In the listing below, identify each line with the word "combined" and return those lines.

-- START DATA ROWS --

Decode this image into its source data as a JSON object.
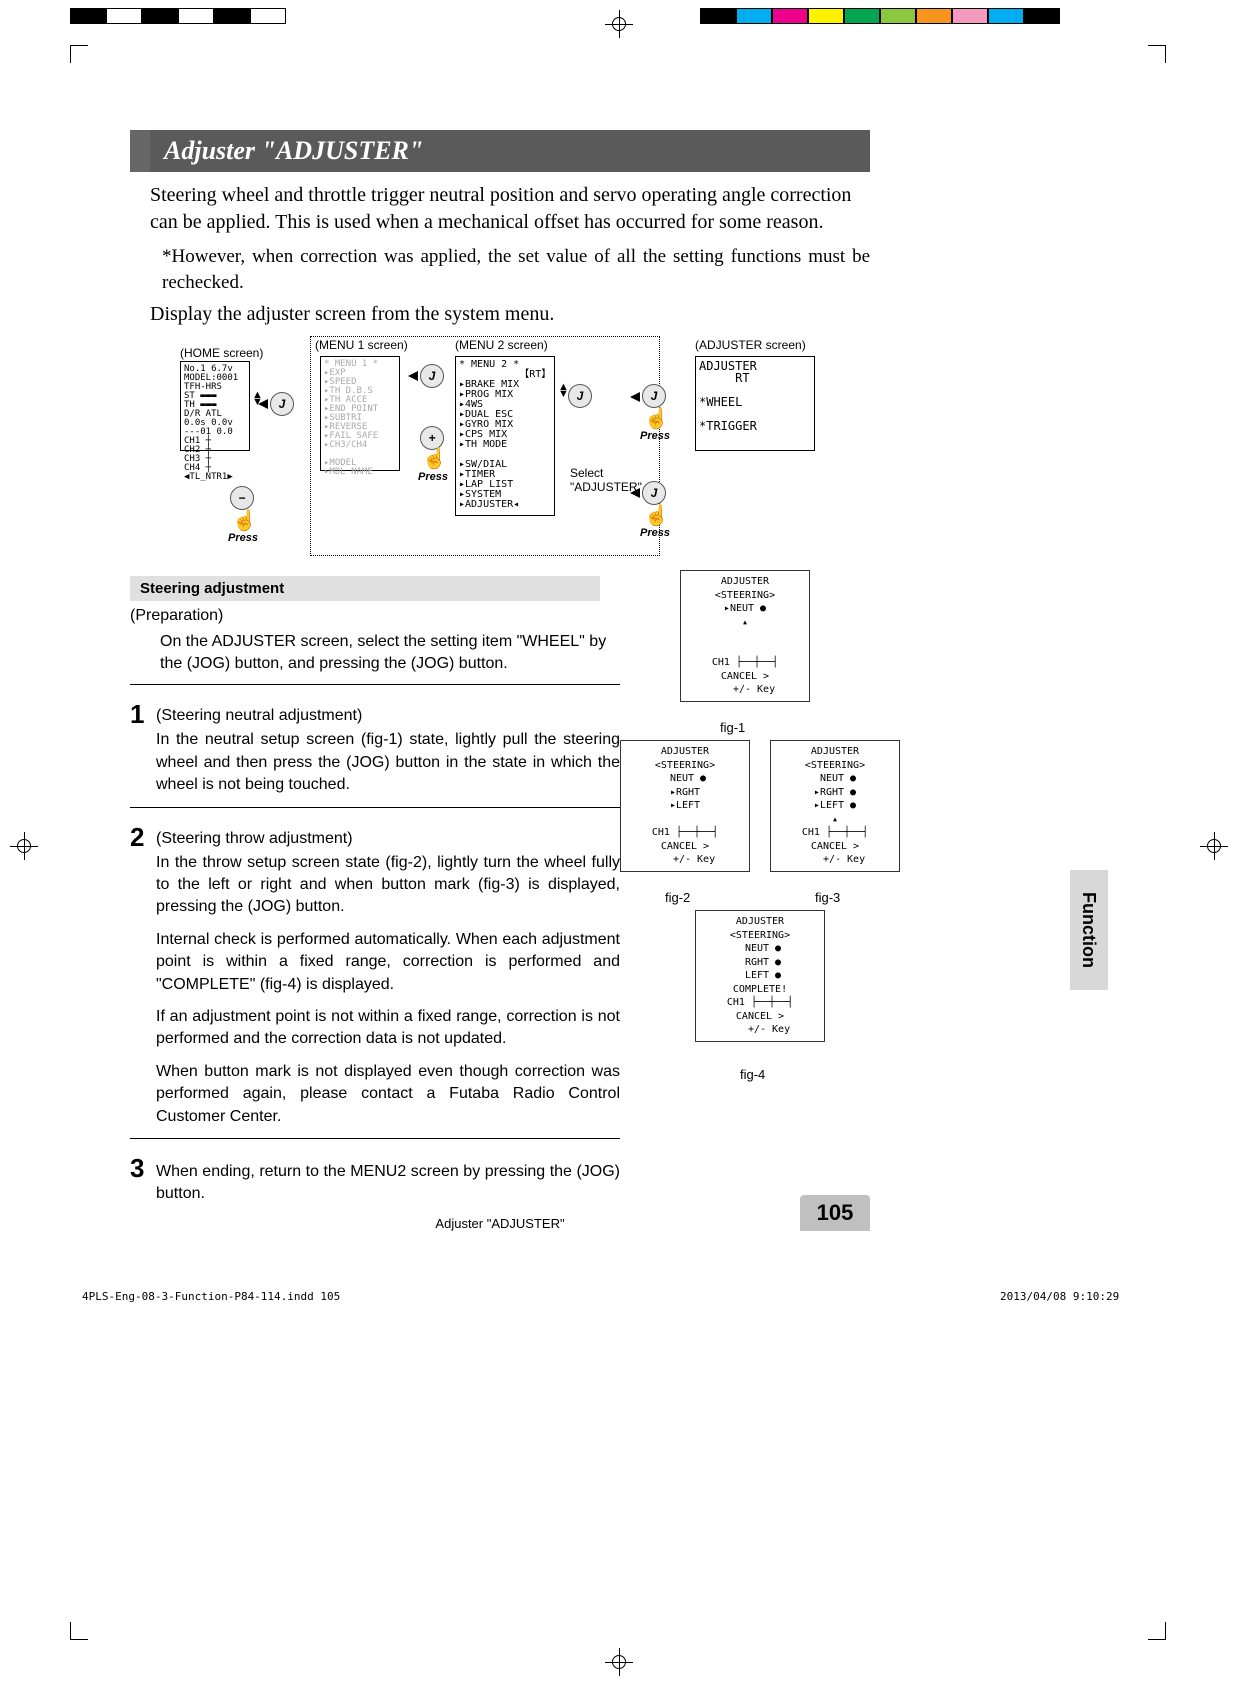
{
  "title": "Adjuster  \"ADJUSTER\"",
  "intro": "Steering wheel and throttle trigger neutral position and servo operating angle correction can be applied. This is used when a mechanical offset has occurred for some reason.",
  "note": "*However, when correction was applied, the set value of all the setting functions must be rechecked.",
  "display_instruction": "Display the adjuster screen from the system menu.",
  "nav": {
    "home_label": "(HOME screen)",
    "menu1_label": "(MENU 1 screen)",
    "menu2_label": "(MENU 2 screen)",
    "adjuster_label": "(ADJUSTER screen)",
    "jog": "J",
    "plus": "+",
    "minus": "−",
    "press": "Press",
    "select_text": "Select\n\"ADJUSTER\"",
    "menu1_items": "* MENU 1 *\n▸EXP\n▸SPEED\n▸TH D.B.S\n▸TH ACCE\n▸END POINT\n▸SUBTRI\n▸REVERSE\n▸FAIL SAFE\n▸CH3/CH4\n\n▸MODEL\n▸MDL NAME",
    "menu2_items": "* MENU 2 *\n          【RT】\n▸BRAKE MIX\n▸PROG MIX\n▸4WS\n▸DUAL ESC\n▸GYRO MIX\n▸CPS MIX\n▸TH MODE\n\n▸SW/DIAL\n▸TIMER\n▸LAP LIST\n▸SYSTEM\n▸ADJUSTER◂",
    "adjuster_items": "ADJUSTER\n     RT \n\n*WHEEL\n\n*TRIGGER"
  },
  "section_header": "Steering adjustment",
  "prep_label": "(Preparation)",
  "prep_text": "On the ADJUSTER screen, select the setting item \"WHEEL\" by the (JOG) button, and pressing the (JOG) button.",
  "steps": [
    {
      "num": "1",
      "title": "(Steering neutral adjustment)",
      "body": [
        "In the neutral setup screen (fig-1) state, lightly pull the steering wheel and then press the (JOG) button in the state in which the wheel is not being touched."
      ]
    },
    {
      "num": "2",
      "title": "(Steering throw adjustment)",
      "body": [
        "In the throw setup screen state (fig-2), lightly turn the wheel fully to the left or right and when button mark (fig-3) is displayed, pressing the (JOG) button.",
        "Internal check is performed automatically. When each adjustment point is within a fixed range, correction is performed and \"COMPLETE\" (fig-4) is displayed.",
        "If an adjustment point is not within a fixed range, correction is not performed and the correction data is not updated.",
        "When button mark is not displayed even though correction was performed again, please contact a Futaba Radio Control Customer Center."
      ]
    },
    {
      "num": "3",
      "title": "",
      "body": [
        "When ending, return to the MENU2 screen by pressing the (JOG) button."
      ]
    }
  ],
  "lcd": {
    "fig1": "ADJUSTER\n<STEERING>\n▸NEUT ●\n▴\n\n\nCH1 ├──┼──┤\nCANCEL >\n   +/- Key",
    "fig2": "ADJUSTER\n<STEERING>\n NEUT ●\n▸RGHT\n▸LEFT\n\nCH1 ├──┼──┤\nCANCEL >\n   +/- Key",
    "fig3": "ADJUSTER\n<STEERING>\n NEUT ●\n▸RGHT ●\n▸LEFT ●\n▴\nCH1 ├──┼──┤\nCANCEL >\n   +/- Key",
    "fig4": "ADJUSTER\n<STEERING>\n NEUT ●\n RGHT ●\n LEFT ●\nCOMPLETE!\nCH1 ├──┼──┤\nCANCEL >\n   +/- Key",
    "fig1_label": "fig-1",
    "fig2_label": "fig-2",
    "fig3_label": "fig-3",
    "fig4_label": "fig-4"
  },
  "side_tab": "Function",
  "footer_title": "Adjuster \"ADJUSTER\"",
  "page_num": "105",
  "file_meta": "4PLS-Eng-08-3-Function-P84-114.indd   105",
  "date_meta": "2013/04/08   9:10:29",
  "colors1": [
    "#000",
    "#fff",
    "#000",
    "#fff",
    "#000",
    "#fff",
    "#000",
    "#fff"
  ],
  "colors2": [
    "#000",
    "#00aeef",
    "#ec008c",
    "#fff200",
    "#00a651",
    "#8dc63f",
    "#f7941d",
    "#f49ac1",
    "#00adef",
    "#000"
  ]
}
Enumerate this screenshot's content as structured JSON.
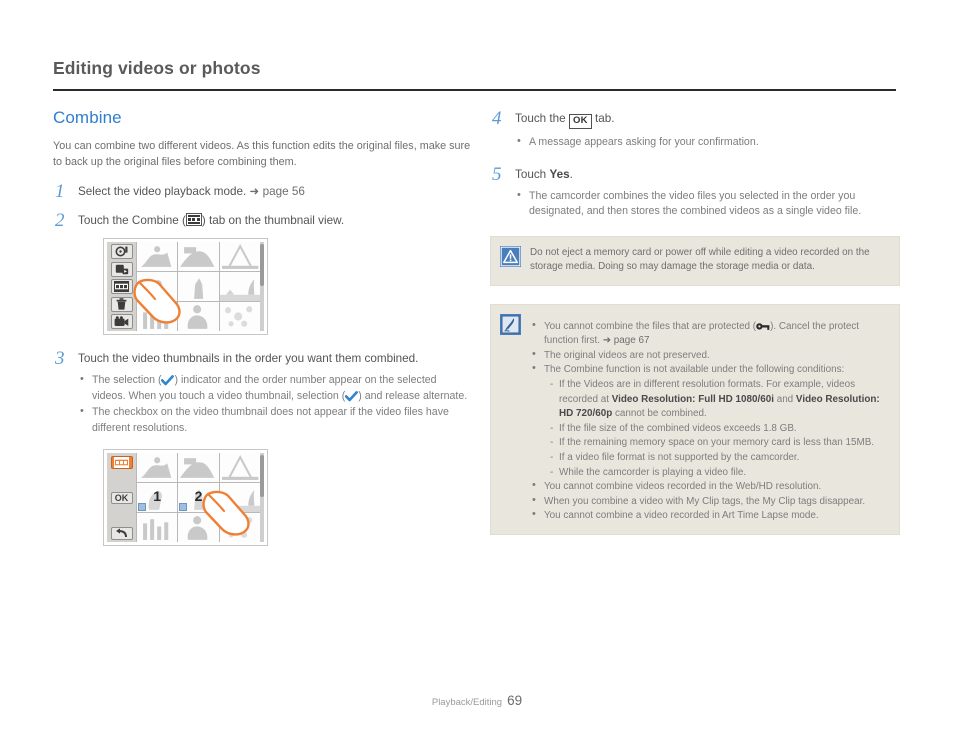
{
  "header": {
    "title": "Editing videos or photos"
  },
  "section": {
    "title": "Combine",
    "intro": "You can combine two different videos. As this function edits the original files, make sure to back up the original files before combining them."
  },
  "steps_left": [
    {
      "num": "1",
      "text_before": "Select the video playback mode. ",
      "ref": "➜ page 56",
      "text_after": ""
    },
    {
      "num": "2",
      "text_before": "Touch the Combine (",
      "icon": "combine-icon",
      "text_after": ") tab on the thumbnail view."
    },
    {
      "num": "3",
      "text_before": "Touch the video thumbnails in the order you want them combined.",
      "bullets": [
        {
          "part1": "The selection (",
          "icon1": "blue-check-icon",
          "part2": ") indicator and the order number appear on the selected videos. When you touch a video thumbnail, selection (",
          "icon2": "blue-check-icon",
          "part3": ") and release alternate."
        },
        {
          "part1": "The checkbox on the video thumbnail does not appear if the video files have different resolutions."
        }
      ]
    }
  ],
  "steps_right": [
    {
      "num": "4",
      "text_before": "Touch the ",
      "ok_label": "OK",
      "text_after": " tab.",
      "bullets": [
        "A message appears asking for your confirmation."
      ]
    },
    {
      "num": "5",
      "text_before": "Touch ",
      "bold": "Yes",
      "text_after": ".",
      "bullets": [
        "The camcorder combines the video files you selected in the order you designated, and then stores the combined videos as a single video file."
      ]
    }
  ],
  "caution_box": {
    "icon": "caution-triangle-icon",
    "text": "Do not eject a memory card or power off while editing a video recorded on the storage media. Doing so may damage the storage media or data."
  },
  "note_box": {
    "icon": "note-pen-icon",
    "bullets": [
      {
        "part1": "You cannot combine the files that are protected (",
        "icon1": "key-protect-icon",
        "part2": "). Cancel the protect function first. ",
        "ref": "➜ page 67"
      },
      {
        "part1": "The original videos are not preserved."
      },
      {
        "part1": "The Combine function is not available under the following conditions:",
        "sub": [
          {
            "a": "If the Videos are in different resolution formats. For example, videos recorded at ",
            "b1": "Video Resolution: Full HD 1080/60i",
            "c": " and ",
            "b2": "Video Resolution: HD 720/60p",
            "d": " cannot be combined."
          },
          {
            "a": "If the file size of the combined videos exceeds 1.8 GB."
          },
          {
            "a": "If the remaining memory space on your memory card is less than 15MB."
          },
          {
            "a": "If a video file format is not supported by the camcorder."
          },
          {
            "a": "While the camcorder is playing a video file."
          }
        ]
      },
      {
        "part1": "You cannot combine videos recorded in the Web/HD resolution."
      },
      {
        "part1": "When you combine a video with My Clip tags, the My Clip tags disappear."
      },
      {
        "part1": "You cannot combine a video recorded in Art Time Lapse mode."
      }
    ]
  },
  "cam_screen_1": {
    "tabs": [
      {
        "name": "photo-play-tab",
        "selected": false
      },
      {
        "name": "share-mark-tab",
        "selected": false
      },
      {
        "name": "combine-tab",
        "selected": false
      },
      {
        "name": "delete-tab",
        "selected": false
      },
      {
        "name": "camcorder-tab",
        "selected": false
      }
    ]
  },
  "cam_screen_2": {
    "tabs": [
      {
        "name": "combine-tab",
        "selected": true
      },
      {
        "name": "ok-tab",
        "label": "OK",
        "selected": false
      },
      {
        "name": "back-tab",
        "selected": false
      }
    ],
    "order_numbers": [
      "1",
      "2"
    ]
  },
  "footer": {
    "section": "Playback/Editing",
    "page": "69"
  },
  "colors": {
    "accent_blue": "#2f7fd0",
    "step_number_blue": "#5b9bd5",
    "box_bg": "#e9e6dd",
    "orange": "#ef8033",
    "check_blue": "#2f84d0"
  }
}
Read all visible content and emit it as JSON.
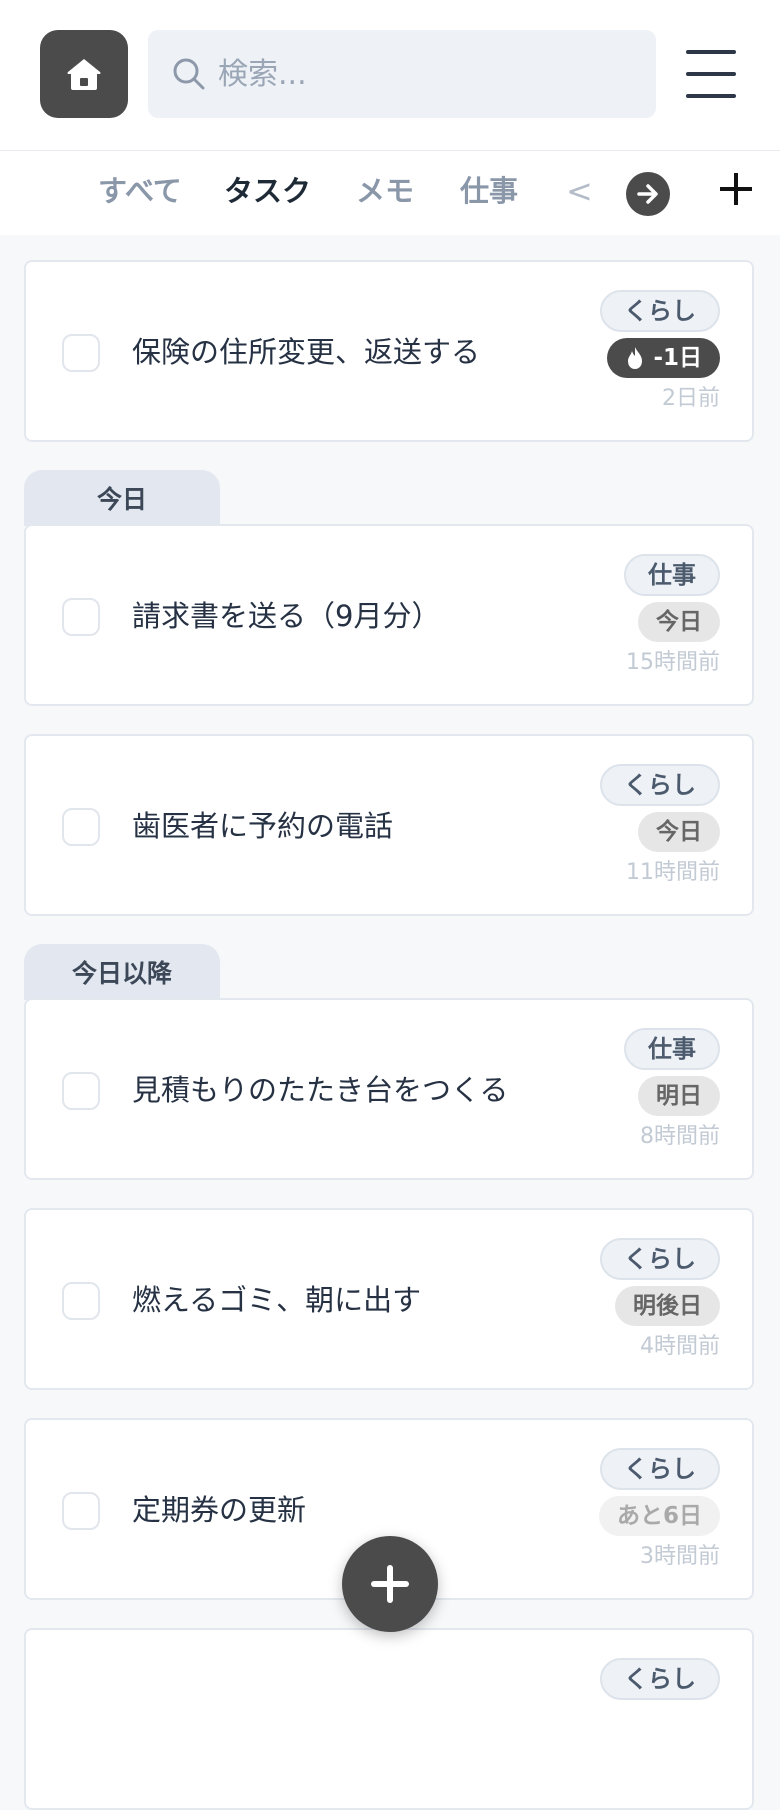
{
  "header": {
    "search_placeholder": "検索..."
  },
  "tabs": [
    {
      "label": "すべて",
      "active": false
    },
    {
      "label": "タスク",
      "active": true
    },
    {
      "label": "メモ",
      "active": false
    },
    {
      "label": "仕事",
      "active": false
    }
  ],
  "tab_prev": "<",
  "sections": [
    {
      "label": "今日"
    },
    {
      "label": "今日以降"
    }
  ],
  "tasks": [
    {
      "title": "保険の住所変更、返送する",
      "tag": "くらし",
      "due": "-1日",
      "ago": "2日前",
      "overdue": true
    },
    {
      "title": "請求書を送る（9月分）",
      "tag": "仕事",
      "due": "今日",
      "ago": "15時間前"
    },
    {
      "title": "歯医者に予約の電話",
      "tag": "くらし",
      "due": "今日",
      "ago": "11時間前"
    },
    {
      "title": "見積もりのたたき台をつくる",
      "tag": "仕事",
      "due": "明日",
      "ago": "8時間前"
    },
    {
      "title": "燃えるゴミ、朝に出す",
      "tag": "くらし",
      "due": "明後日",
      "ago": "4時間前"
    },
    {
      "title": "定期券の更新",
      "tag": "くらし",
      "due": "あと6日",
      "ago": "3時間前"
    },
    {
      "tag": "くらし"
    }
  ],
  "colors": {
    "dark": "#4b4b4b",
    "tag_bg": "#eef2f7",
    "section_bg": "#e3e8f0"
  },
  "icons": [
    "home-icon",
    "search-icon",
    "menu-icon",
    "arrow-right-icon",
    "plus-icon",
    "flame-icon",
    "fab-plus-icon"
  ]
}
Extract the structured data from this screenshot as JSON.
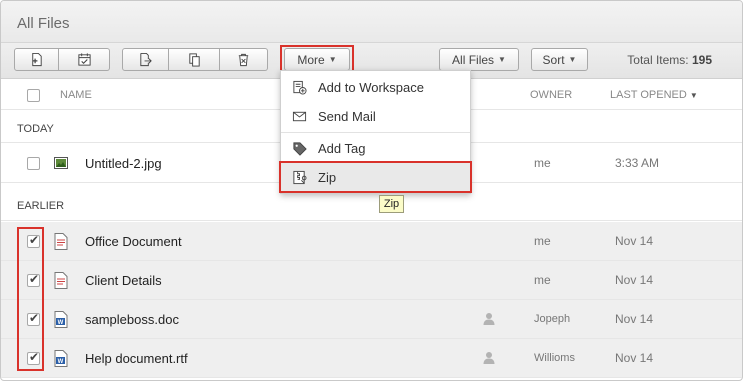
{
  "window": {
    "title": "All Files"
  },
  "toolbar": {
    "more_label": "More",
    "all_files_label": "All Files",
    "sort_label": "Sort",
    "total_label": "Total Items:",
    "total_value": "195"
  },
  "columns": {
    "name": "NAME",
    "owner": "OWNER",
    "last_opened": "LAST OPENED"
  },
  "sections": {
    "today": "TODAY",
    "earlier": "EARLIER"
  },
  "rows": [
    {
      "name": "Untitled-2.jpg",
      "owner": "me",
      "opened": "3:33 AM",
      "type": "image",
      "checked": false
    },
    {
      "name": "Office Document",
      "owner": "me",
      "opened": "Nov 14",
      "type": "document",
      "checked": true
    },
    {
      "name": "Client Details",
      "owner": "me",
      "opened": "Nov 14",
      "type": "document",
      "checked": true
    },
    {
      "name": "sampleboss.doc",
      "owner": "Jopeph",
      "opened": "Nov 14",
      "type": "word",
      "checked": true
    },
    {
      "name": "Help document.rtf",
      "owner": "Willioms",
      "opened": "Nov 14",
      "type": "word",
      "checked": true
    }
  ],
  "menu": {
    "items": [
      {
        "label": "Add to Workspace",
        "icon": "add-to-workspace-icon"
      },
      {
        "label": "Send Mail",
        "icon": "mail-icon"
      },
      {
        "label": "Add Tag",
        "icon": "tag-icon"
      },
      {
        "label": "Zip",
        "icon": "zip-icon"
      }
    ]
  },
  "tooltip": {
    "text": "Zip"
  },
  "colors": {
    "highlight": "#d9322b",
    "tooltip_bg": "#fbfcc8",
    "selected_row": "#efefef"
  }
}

-- END DATA ROWS --

§ **WRITTEN ANSWER**:
      "text_before": "Touch the video thumbnails in the order you want them combined.",
        "The camcorder combines the video files you selected in the order you designated, and then stores the combined videos as a single video file."
            "d": " cannot be combined."
            "a": "If the file size of the combined videos exceeds 1.8 GB."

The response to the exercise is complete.